_Instruction:_ Of all the lines in the records, how many hold the word "description"? Answer with the number only.

++++++

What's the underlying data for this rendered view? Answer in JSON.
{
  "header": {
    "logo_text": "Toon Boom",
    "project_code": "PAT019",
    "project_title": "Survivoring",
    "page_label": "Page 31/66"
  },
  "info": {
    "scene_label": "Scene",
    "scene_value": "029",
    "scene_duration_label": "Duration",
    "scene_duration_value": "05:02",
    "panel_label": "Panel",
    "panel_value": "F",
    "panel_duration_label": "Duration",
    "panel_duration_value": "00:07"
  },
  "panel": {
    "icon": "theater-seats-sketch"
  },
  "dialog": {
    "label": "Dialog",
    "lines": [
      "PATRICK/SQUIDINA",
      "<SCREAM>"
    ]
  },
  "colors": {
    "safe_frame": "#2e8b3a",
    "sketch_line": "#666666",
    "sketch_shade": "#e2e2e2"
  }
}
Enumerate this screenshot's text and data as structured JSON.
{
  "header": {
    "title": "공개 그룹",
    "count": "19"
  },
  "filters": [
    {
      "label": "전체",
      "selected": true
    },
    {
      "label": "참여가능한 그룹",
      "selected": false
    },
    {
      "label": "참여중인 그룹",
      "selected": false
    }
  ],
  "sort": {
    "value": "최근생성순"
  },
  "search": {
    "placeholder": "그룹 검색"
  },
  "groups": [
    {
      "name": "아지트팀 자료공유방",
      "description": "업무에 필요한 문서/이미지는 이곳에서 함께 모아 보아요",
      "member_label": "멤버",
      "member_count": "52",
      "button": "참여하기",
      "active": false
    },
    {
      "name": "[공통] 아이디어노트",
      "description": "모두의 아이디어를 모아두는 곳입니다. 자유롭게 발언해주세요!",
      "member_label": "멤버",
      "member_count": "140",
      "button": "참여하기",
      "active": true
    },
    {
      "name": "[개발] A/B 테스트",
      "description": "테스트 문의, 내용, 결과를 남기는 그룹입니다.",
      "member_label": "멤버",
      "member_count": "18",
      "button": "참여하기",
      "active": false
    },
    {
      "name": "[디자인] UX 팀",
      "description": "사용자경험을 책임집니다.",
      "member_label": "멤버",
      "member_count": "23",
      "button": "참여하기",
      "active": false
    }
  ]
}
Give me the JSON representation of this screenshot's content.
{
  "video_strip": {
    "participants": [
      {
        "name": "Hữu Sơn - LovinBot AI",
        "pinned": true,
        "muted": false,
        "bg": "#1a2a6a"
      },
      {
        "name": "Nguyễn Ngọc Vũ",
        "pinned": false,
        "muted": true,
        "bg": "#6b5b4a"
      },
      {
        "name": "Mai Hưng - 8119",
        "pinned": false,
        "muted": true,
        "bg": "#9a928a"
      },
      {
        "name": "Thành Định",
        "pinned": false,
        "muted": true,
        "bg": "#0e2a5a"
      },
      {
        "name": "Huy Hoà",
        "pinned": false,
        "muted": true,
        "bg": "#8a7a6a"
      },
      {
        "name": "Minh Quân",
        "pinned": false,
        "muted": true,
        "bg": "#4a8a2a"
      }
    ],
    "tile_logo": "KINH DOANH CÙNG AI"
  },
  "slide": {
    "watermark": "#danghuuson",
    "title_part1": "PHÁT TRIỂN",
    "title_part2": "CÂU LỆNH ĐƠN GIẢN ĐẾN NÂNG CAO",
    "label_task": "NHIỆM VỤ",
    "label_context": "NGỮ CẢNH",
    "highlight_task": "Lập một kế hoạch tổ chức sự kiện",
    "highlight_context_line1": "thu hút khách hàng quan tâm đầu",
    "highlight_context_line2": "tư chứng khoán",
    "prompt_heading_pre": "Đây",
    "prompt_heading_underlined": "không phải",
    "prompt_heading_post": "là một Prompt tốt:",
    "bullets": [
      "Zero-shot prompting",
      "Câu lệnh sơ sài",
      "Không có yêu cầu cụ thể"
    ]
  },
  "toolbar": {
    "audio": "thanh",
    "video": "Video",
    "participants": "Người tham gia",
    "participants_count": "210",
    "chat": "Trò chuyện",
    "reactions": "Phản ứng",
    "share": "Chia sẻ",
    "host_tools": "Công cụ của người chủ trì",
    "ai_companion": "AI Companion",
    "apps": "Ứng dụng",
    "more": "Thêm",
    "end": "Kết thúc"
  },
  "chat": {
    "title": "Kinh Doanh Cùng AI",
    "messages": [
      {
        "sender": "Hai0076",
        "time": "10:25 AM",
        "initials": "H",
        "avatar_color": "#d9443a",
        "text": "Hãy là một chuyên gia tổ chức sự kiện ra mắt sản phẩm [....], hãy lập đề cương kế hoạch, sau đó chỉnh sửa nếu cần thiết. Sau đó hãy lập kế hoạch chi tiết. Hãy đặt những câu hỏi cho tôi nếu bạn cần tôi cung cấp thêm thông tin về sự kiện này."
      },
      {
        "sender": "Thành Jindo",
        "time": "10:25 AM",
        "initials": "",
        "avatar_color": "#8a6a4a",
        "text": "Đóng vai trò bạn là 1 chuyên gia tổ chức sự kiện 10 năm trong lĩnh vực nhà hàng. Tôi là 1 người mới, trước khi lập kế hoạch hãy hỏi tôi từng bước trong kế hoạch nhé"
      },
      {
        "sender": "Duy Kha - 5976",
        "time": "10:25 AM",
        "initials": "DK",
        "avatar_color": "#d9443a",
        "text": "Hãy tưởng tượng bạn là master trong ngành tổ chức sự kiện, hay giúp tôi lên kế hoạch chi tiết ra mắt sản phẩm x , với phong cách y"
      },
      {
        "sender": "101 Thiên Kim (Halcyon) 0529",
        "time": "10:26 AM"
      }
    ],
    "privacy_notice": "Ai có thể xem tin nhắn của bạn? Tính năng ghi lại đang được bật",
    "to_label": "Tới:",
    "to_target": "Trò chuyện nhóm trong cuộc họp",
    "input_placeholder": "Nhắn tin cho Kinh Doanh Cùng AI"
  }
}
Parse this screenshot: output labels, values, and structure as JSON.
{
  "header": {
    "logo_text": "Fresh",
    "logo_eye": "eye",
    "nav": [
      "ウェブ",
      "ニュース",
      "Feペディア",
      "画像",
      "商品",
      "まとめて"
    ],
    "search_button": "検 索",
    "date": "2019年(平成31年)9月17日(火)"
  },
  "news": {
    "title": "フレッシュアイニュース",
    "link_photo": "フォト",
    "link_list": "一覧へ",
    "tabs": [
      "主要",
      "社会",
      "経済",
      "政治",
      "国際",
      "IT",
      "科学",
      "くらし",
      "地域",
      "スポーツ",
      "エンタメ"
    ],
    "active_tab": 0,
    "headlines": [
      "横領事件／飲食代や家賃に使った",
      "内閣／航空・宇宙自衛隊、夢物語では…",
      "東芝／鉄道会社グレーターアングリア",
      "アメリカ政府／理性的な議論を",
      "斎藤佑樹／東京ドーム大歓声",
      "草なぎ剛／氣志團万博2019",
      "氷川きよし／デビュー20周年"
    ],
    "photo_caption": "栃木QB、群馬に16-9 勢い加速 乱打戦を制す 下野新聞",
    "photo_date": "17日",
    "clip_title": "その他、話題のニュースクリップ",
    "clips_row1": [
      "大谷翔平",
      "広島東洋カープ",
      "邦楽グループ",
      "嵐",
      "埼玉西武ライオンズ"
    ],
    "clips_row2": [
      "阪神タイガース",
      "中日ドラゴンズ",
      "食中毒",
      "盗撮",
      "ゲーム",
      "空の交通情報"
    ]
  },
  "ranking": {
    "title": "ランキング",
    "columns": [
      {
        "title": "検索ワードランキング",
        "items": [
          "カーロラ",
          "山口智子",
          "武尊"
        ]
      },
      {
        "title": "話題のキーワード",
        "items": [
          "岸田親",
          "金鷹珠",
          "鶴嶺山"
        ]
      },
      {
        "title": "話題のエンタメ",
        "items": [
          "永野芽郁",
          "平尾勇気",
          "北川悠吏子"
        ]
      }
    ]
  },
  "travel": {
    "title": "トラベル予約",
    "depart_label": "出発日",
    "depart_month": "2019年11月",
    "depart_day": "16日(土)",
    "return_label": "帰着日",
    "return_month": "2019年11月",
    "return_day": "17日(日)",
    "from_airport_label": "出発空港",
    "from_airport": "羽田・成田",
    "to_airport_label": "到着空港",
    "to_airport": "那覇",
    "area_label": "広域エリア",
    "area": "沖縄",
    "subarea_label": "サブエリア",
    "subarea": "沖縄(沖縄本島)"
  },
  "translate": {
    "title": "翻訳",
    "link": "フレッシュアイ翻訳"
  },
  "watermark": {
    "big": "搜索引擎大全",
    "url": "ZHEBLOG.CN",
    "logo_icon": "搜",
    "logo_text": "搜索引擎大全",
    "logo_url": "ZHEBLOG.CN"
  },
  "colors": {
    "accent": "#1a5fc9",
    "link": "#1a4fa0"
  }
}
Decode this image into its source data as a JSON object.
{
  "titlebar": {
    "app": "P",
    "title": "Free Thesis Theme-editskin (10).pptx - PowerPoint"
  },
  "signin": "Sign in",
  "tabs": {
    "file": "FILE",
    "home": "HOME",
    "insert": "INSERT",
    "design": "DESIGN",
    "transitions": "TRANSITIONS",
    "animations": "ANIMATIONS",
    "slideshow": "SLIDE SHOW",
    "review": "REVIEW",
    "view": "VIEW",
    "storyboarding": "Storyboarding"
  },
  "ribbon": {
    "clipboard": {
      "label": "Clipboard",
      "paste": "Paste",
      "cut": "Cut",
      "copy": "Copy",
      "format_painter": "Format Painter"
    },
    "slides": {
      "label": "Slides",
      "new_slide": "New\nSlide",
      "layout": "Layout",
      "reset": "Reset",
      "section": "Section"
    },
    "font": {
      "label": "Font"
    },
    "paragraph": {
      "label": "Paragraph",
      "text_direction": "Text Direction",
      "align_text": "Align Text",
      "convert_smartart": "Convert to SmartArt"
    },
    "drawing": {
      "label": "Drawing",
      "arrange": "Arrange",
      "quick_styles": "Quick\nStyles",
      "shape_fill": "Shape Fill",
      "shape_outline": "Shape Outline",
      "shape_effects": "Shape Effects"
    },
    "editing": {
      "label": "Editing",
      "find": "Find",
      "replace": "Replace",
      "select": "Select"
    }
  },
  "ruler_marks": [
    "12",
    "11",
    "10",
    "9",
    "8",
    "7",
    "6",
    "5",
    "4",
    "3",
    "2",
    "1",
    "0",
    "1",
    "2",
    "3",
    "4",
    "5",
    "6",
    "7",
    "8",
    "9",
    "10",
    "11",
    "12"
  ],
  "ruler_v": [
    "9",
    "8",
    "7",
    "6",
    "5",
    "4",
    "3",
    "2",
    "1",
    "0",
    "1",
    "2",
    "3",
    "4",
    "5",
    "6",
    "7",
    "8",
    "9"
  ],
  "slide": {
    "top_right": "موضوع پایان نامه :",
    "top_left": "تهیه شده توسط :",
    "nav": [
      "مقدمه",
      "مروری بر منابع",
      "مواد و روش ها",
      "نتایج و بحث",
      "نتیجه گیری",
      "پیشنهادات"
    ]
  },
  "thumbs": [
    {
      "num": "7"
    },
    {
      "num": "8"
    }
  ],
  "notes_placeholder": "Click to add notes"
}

++++++

_Output of the task:_ 4